_Exercise description_
List each line of the data in which the string "международных" appears.

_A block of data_

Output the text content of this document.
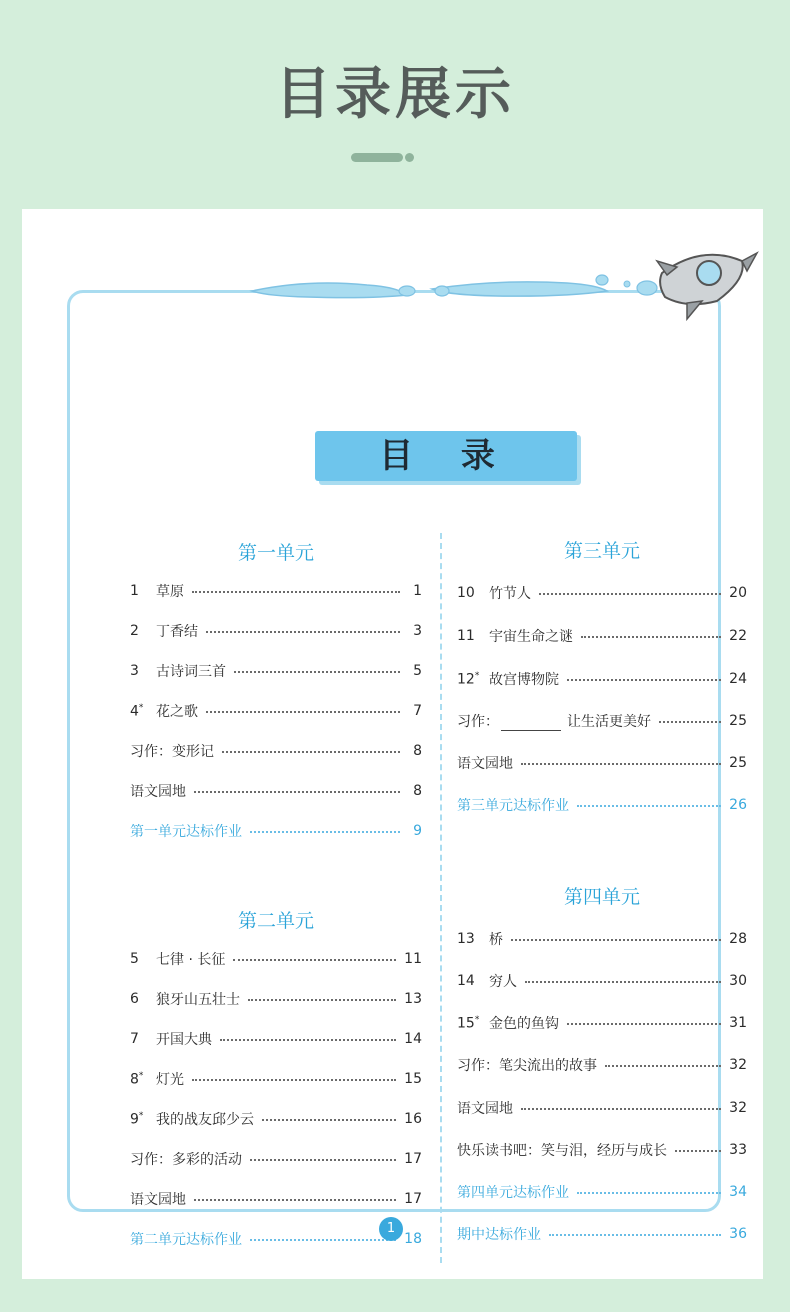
目录展示
目 录
第一单元
1	草原	1
2	丁香结	3
3	古诗词三首	5
4* 花之歌	7
习作：变形记	8
语文园地	8
第一单元达标作业	9
第二单元
5	七律 · 长征	11
6	狼牙山五壮士	13
7	开国大典	14
8* 灯光	15
9* 我的战友邱少云	16
习作：多彩的活动	17
语文园地	17
第二单元达标作业	18
第三单元
10	竹节人	20
11	宇宙生命之谜	22
12* 故宫博物院	24
习作：	让生活更美好	25
语文园地	25
第三单元达标作业	26
第四单元
13	桥	28
14	穷人	30
15* 金色的鱼钩	31
习作：笔尖流出的故事	32
语文园地	32
快乐读书吧：笑与泪，经历与成长	33
第四单元达标作业	34
期中达标作业	36
1
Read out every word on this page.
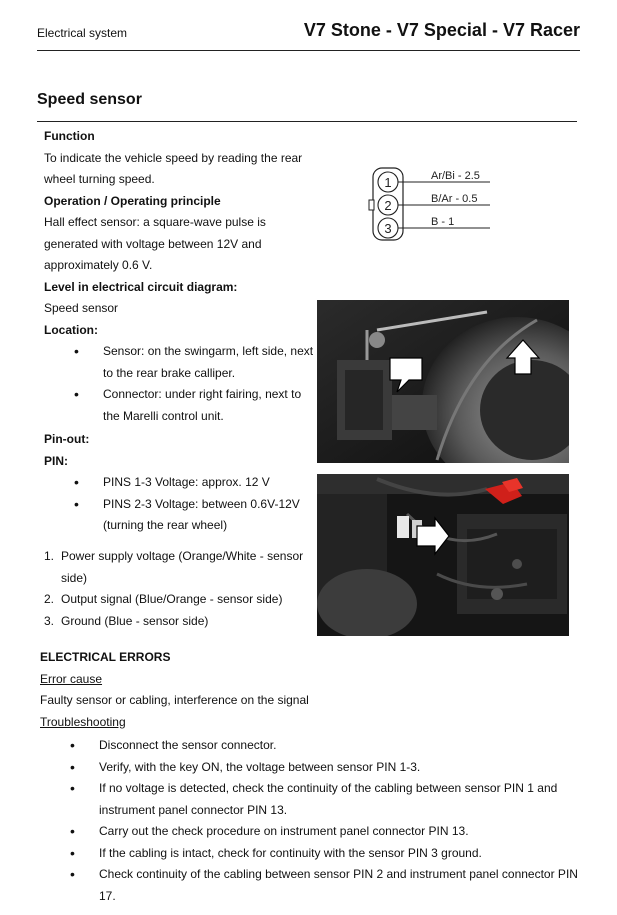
Electrical system	V7 Stone - V7 Special - V7 Racer
Speed sensor

Function

To indicate the vehicle speed by reading the rear wheel turning speed.

Operation / Operating principle

Hall effect sensor: a square-wave pulse is generated with voltage between 12V and approximately 0.6 V.

Level in electrical circuit diagram:

Speed sensor

Location:

• Sensor: on the swingarm, left side, next to the rear brake calliper.

• Connector: under right fairing, next to the Marelli control unit.

Pin-out:

PIN:

• PINS 1-3 Voltage: approx. 12 V

• PINS 2-3 Voltage: between 0.6V-12V (turning the rear wheel)

1. Power supply voltage (Orange/White - sensor side)
2. Output signal (Blue/Orange - sensor side)
3. Ground (Blue - sensor side)
1
2
3
Ar/Bi - 2.5
B/Ar - 0.5
B - 1

ELECTRICAL ERRORS

Error cause

Faulty sensor or cabling, interference on the signal

Troubleshooting

• Disconnect the sensor connector.

• Verify, with the key ON, the voltage between sensor PIN 1-3.

• If no voltage is detected, check the continuity of the cabling between sensor PIN 1 and instrument panel connector PIN 13.

• Carry out the check procedure on instrument panel connector PIN 13.

• If the cabling is intact, check for continuity with the sensor PIN 3 ground.

• Check continuity of the cabling between sensor PIN 2 and instrument panel connector PIN 17.
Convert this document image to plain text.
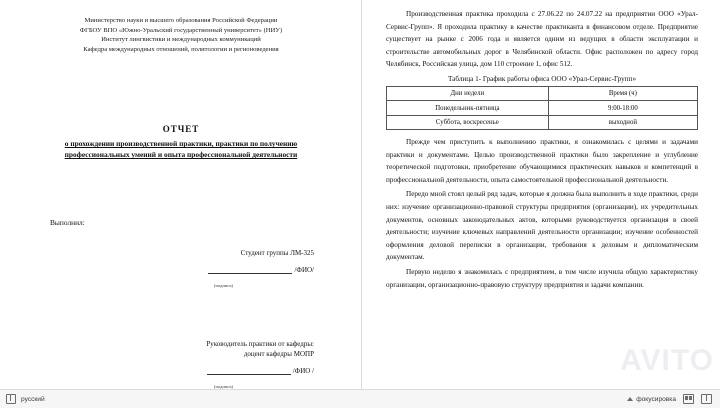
Министерство науки и высшего образования Российской Федерации
ФГБОУ ВПО «Южно-Уральский государственный университет» (НИУ)
Институт лингвистики и международных коммуникаций
Кафедра международных отношений, политологии и регионоведения
ОТЧЕТ
о прохождении производственной практики, практики по получению профессиональных умений и опыта профессиональной деятельности
Выполнил:
Студент группы ЛМ-325
/ФИО/
(подпись)
Руководитель практики от кафедры:
доцент кафедры МОПР
/ФИО /
(подпись)

Производственная практика проходила с 27.06.22 по 24.07.22 на предприятии ООО «Урал-Сервис-Групп». Я проходила практику в качестве практиканта в финансовом отделе. Предприятие существует на рынке с 2006 года и является одним из ведущих в области эксплуатации и строительстве автомобильных дорог в Челябинской области. Офис расположен по адресу город Челябинск, Российская улица, дом 110 строение 1, офис 512.

Таблица 1- График работы офиса ООО «Урал-Сервис-Групп»
Дни недели	Время (ч)
Понедельник-пятница	9:00-18:00
Суббота, воскресенье	выходной

Прежде чем приступить к выполнению практики, я ознакомилась с целями и задачами практики и документами. Целью производственной практики было закрепление и углубление теоретической подготовки, приобретение обучающимися практических навыков и компетенций в профессиональной деятельности, опыта самостоятельной профессиональной деятельности.

Передо мной стоял целый ряд задач, которые я должна была выполнить в ходе практики, среди них: изучение организационно-правовой структуры предприятия (организации), их учредительных документов, основных законодательных актов, которыми руководствуется организация в своей деятельности; изучение ключевых направлений деятельности организации; изучение особенностей оформления деловой переписки в организации, требования к деловым и дипломатическим документам.

Первую неделю я знакомилась с предприятием, в том числе изучила общую характеристику организации, организационно-правовую структуру предприятия и задачи компании.

русский	фокусировка
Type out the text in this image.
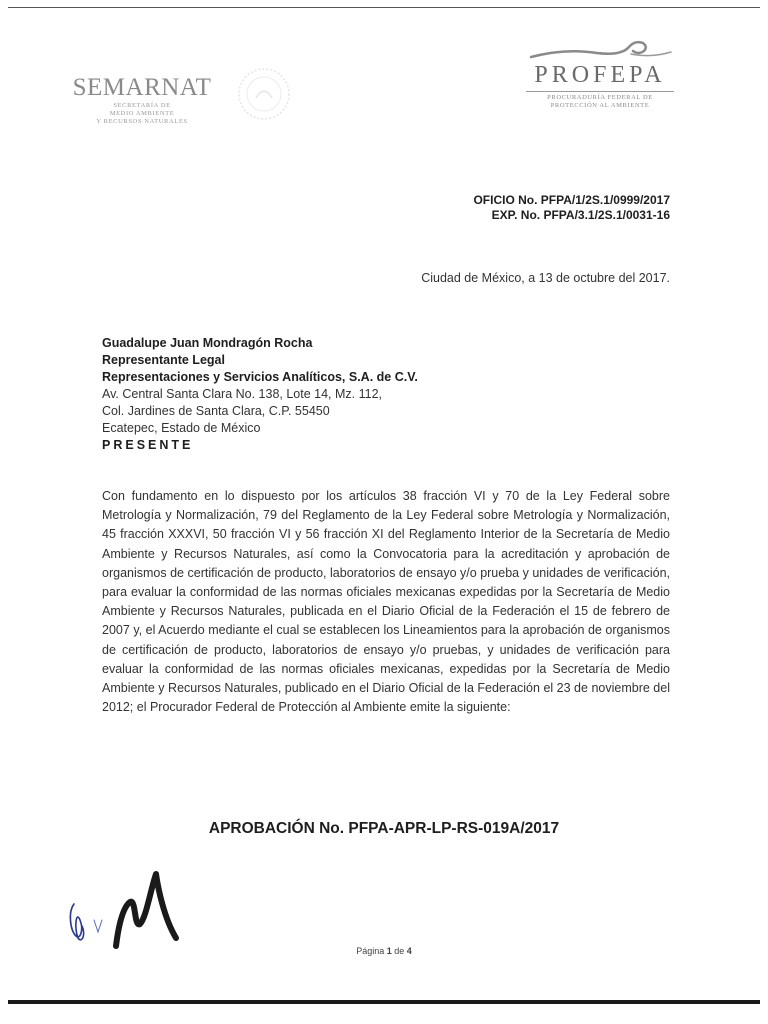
SEMARNAT
SECRETARÍA DE
MEDIO AMBIENTE
Y RECURSOS NATURALES
PROFEPA
PROCURADURÍA FEDERAL DE
PROTECCIÓN AL AMBIENTE
OFICIO No. PFPA/1/2S.1/0999/2017
EXP. No. PFPA/3.1/2S.1/0031-16
Ciudad de México, a 13 de octubre del 2017.
Guadalupe Juan Mondragón Rocha
Representante Legal
Representaciones y Servicios Analíticos, S.A. de C.V.
Av. Central Santa Clara No. 138, Lote 14, Mz. 112,
Col. Jardines de Santa Clara, C.P. 55450
Ecatepec, Estado de México
PRESENTE

Con fundamento en lo dispuesto por los artículos 38 fracción VI y 70 de la Ley Federal sobre Metrología y Normalización, 79 del Reglamento de la Ley Federal sobre Metrología y Normalización, 45 fracción XXXVI, 50 fracción VI y 56 fracción XI del Reglamento Interior de la Secretaría de Medio Ambiente y Recursos Naturales, así como la Convocatoria para la acreditación y aprobación de organismos de certificación de producto, laboratorios de ensayo y/o prueba y unidades de verificación, para evaluar la conformidad de las normas oficiales mexicanas expedidas por la Secretaría de Medio Ambiente y Recursos Naturales, publicada en el Diario Oficial de la Federación el 15 de febrero de 2007 y, el Acuerdo mediante el cual se establecen los Lineamientos para la aprobación de organismos de certificación de producto, laboratorios de ensayo y/o pruebas, y unidades de verificación para evaluar la conformidad de las normas oficiales mexicanas, expedidas por la Secretaría de Medio Ambiente y Recursos Naturales, publicado en el Diario Oficial de la Federación el 23 de noviembre del 2012; el Procurador Federal de Protección al Ambiente emite la siguiente:

APROBACIÓN No. PFPA-APR-LP-RS-019A/2017
Página 1 de 4
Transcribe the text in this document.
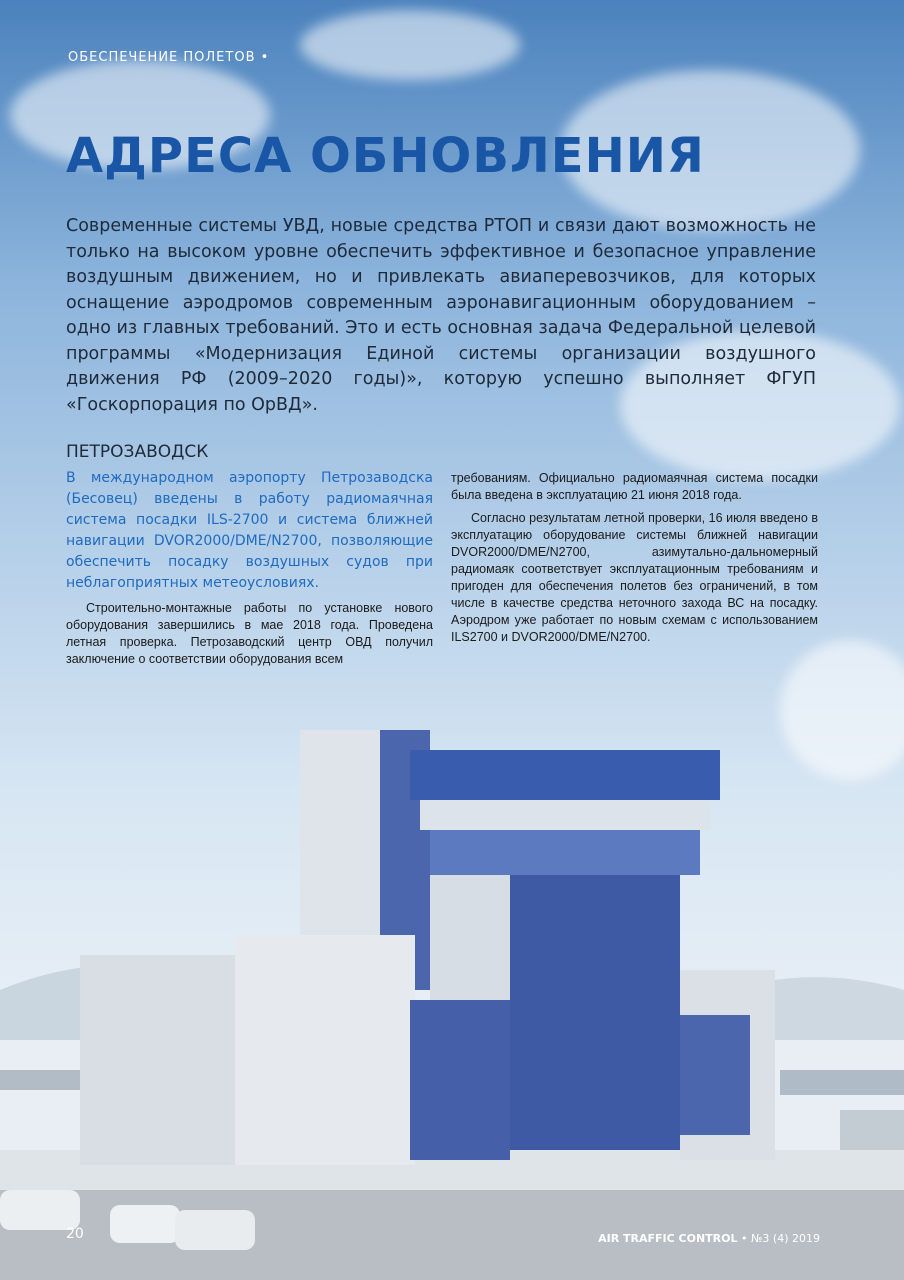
ОБЕСПЕЧЕНИЕ ПОЛЕТОВ •
АДРЕСА ОБНОВЛЕНИЯ

Современные системы УВД, новые средства РТОП и связи дают возможность не только на высоком уровне обеспечить эффективное и безопасное управление воздушным движением, но и привлекать авиаперевозчиков, для которых оснащение аэродромов современным аэронавигационным оборудованием – одно из главных требований. Это и есть основная задача Федеральной целевой программы «Модернизация Единой системы организации воздушного движения РФ (2009–2020 годы)», которую успешно выполняет ФГУП «Госкорпорация по ОрВД».

ПЕТРОЗАВОДСК

В международном аэропорту Петрозаводска (Бесовец) введены в работу радиомаячная система посадки ILS-2700 и система ближней навигации DVOR2000/DME/N2700, позволяющие обеспечить посадку воздушных судов при неблагоприятных метеоусловиях.

Строительно-монтажные работы по установке нового оборудования завершились в мае 2018 года. Проведена летная проверка. Петрозаводский центр ОВД получил заключение о соответствии оборудования всем

требованиям. Официально радиомаячная система посадки была введена в эксплуатацию 21 июня 2018 года.

Согласно результатам летной проверки, 16 июля введено в эксплуатацию оборудование системы ближней навигации DVOR2000/DME/N2700, азимутально-дальномерный радиомаяк соответствует эксплуатационным требованиям и пригоден для обеспечения полетов без ограничений, в том числе в качестве средства неточного захода ВС на посадку. Аэродром уже работает по новым схемам с использованием ILS2700 и DVOR2000/DME/N2700.

20	AIR TRAFFIC CONTROL • №3 (4) 2019
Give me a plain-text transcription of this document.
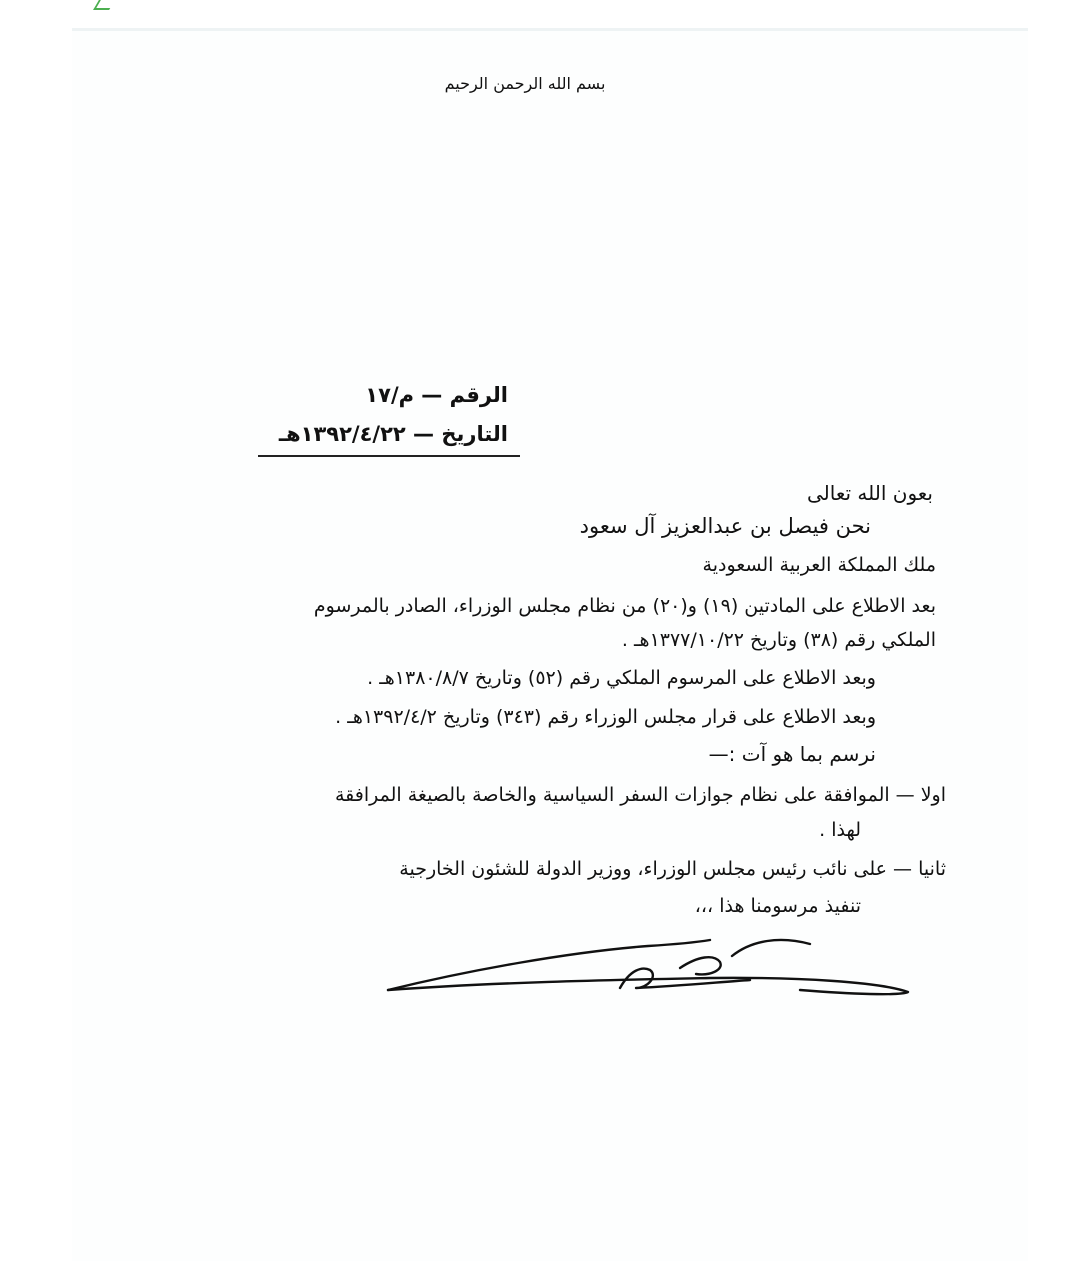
بسم الله الرحمن الرحيم
الرقم — م/١٧
التاريخ — ١٣٩٢/٤/٢٢هـ
بعون الله تعالى
نحن فيصل بن عبدالعزيز آل سعود
ملك المملكة العربية السعودية
بعد الاطلاع على المادتين (١٩) و(٢٠) من نظام مجلس الوزراء، الصادر بالمرسوم
الملكي رقم (٣٨) وتاريخ ١٣٧٧/١٠/٢٢هـ .
وبعد الاطلاع على المرسوم الملكي رقم (٥٢) وتاريخ ١٣٨٠/٨/٧هـ .
وبعد الاطلاع على قرار مجلس الوزراء رقم (٣٤٣) وتاريخ ١٣٩٢/٤/٢هـ .
نرسم بما هو آت :—
اولا — الموافقة على نظام جوازات السفر السياسية والخاصة بالصيغة المرافقة
لهذا .
ثانيا — على نائب رئيس مجلس الوزراء، ووزير الدولة للشئون الخارجية
تنفيذ مرسومنا هذا ،،،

_Completed task_
Институт лингвистики и международных коммуникаций
Кафедра международных отношений, политологии и регионоведения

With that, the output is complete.